*Given problem*. Without the pictures, can you quote each line below exactly?

*Records shown*.

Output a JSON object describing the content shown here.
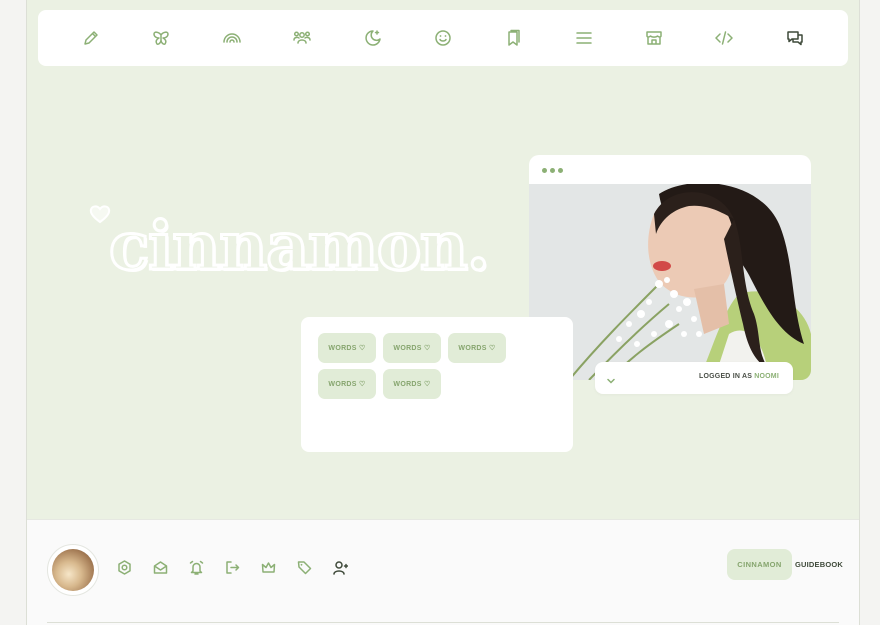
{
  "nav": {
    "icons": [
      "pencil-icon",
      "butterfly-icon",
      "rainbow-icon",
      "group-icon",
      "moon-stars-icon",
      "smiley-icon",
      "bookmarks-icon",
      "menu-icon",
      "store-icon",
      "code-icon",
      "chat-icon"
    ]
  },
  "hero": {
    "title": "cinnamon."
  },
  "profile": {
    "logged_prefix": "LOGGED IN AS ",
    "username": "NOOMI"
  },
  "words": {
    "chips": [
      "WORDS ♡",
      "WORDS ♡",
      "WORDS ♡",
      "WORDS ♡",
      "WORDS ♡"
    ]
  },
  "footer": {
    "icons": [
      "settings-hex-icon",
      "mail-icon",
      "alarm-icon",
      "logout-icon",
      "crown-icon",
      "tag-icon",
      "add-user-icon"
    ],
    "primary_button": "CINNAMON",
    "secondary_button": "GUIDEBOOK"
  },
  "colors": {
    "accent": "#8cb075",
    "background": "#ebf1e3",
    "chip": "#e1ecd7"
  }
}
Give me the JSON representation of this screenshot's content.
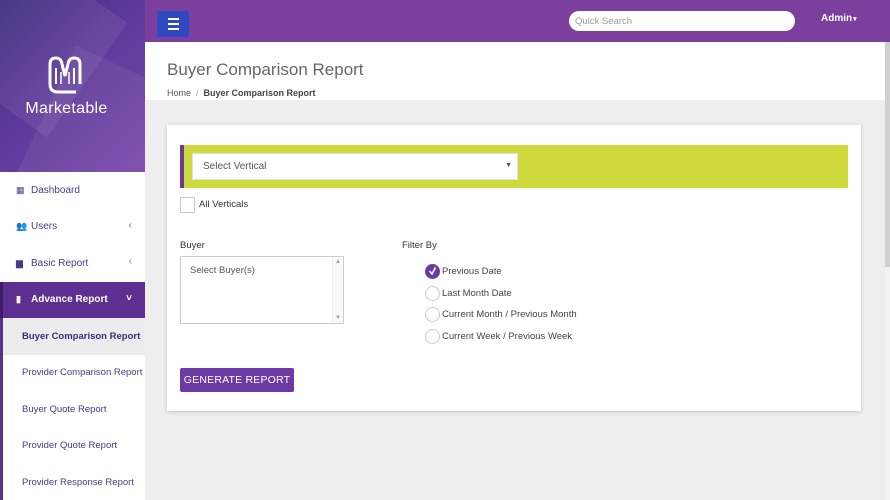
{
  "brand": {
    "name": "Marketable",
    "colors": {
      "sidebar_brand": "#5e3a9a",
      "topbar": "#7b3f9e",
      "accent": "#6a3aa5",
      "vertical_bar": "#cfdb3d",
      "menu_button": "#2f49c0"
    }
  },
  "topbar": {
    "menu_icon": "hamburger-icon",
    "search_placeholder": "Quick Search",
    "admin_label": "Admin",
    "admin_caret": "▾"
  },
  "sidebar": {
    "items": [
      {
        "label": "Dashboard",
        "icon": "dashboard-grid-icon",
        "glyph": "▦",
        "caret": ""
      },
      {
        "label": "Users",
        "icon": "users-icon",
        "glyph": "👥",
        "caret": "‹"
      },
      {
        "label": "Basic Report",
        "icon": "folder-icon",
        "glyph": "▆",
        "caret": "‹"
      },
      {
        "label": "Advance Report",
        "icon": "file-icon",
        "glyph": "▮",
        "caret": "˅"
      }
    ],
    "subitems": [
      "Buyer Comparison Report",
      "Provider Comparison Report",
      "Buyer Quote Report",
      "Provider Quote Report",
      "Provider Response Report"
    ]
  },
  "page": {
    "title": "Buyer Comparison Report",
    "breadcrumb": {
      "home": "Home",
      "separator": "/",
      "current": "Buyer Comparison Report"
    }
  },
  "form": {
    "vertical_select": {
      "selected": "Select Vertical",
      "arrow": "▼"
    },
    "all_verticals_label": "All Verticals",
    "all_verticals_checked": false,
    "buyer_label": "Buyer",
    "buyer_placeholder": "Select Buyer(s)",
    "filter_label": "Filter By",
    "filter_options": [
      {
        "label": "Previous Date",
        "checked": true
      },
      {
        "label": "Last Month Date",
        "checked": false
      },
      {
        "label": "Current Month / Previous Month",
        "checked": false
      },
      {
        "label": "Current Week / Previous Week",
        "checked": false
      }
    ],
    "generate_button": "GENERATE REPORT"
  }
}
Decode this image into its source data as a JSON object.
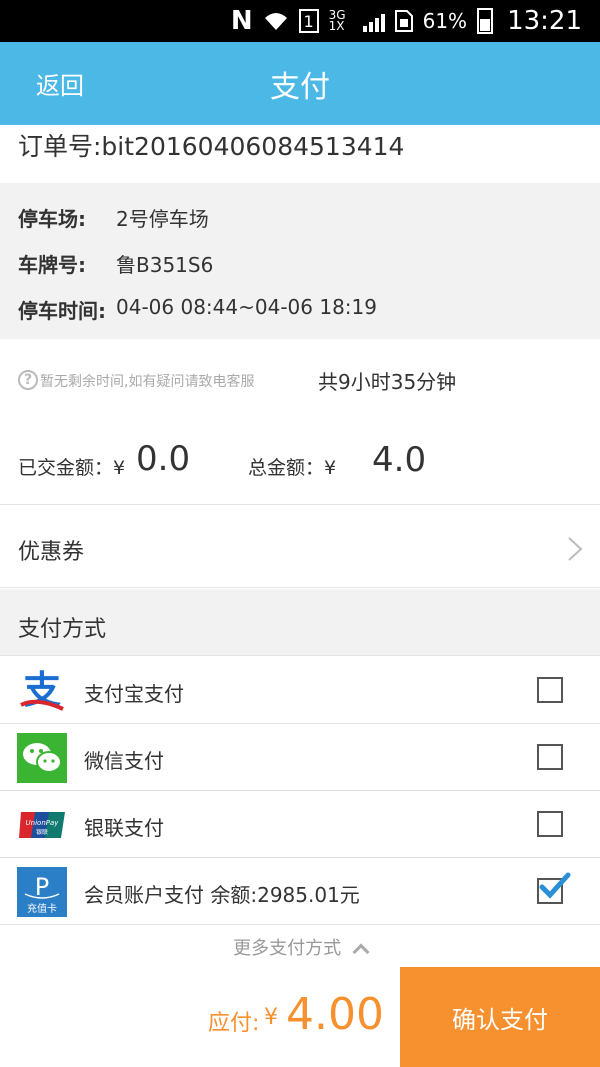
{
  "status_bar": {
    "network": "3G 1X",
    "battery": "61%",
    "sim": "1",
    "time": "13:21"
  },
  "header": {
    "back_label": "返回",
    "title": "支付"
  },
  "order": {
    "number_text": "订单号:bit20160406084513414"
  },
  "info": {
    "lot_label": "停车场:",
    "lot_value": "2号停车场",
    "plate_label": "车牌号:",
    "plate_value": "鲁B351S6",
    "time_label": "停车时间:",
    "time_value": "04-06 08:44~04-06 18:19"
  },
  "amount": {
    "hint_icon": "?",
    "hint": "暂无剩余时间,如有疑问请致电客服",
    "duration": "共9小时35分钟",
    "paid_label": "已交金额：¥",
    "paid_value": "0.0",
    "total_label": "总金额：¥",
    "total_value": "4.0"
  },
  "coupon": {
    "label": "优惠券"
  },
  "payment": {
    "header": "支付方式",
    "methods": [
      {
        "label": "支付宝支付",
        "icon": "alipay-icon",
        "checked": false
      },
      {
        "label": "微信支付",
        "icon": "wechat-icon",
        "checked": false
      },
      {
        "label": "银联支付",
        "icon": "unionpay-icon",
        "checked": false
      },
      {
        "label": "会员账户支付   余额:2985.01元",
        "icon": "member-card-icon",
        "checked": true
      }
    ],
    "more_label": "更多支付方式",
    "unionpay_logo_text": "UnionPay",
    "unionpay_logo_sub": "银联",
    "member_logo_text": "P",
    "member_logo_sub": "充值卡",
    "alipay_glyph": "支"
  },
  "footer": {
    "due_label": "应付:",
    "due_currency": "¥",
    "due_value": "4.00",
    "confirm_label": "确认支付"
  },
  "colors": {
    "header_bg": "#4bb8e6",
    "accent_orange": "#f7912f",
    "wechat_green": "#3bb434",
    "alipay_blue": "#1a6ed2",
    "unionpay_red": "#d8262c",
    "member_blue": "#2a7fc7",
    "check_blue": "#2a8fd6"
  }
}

*Exercise output*.
Output a JSON object describing the content shown here.
{
  "nav": {
    "icons": [
      "pencil-icon",
      "butterfly-icon",
      "rainbow-icon",
      "group-icon",
      "moon-stars-icon",
      "smiley-icon",
      "bookmarks-icon",
      "menu-icon",
      "store-icon",
      "code-icon",
      "chat-icon"
    ]
  },
  "hero": {
    "title": "cinnamon."
  },
  "profile": {
    "logged_prefix": "LOGGED IN AS ",
    "username": "NOOMI"
  },
  "words": {
    "chips": [
      "WORDS ♡",
      "WORDS ♡",
      "WORDS ♡",
      "WORDS ♡",
      "WORDS ♡"
    ]
  },
  "footer": {
    "icons": [
      "settings-hex-icon",
      "mail-icon",
      "alarm-icon",
      "logout-icon",
      "crown-icon",
      "tag-icon",
      "add-user-icon"
    ],
    "primary_button": "CINNAMON",
    "secondary_button": "GUIDEBOOK"
  },
  "colors": {
    "accent": "#8cb075",
    "background": "#ebf1e3",
    "chip": "#e1ecd7"
  }
}
Give me the JSON representation of this screenshot's content.
{
  "brand": {
    "name": "Marketable",
    "colors": {
      "sidebar_brand": "#5e3a9a",
      "topbar": "#7b3f9e",
      "accent": "#6a3aa5",
      "vertical_bar": "#cfdb3d",
      "menu_button": "#2f49c0"
    }
  },
  "topbar": {
    "menu_icon": "hamburger-icon",
    "search_placeholder": "Quick Search",
    "admin_label": "Admin",
    "admin_caret": "▾"
  },
  "sidebar": {
    "items": [
      {
        "label": "Dashboard",
        "icon": "dashboard-grid-icon",
        "glyph": "▦",
        "caret": ""
      },
      {
        "label": "Users",
        "icon": "users-icon",
        "glyph": "👥",
        "caret": "‹"
      },
      {
        "label": "Basic Report",
        "icon": "folder-icon",
        "glyph": "▆",
        "caret": "‹"
      },
      {
        "label": "Advance Report",
        "icon": "file-icon",
        "glyph": "▮",
        "caret": "˅"
      }
    ],
    "subitems": [
      "Buyer Comparison Report",
      "Provider Comparison Report",
      "Buyer Quote Report",
      "Provider Quote Report",
      "Provider Response Report"
    ]
  },
  "page": {
    "title": "Buyer Comparison Report",
    "breadcrumb": {
      "home": "Home",
      "separator": "/",
      "current": "Buyer Comparison Report"
    }
  },
  "form": {
    "vertical_select": {
      "selected": "Select Vertical",
      "arrow": "▼"
    },
    "all_verticals_label": "All Verticals",
    "all_verticals_checked": false,
    "buyer_label": "Buyer",
    "buyer_placeholder": "Select Buyer(s)",
    "filter_label": "Filter By",
    "filter_options": [
      {
        "label": "Previous Date",
        "checked": true
      },
      {
        "label": "Last Month Date",
        "checked": false
      },
      {
        "label": "Current Month / Previous Month",
        "checked": false
      },
      {
        "label": "Current Week / Previous Week",
        "checked": false
      }
    ],
    "generate_button": "GENERATE REPORT"
  }
}
Decode this image into its source data as a JSON object.
{
  "status_bar": {
    "network": "3G 1X",
    "battery": "61%",
    "sim": "1",
    "time": "13:21"
  },
  "header": {
    "back_label": "返回",
    "title": "支付"
  },
  "order": {
    "number_text": "订单号:bit20160406084513414"
  },
  "info": {
    "lot_label": "停车场:",
    "lot_value": "2号停车场",
    "plate_label": "车牌号:",
    "plate_value": "鲁B351S6",
    "time_label": "停车时间:",
    "time_value": "04-06 08:44~04-06 18:19"
  },
  "amount": {
    "hint_icon": "?",
    "hint": "暂无剩余时间,如有疑问请致电客服",
    "duration": "共9小时35分钟",
    "paid_label": "已交金额：¥",
    "paid_value": "0.0",
    "total_label": "总金额：¥",
    "total_value": "4.0"
  },
  "coupon": {
    "label": "优惠券"
  },
  "payment": {
    "header": "支付方式",
    "methods": [
      {
        "label": "支付宝支付",
        "icon": "alipay-icon",
        "checked": false
      },
      {
        "label": "微信支付",
        "icon": "wechat-icon",
        "checked": false
      },
      {
        "label": "银联支付",
        "icon": "unionpay-icon",
        "checked": false
      },
      {
        "label": "会员账户支付   余额:2985.01元",
        "icon": "member-card-icon",
        "checked": true
      }
    ],
    "more_label": "更多支付方式",
    "unionpay_logo_text": "UnionPay",
    "unionpay_logo_sub": "银联",
    "member_logo_text": "P",
    "member_logo_sub": "充值卡",
    "alipay_glyph": "支"
  },
  "footer": {
    "due_label": "应付:",
    "due_currency": "¥",
    "due_value": "4.00",
    "confirm_label": "确认支付"
  },
  "colors": {
    "header_bg": "#4bb8e6",
    "accent_orange": "#f7912f",
    "wechat_green": "#3bb434",
    "alipay_blue": "#1a6ed2",
    "unionpay_red": "#d8262c",
    "member_blue": "#2a7fc7",
    "check_blue": "#2a8fd6"
  }
}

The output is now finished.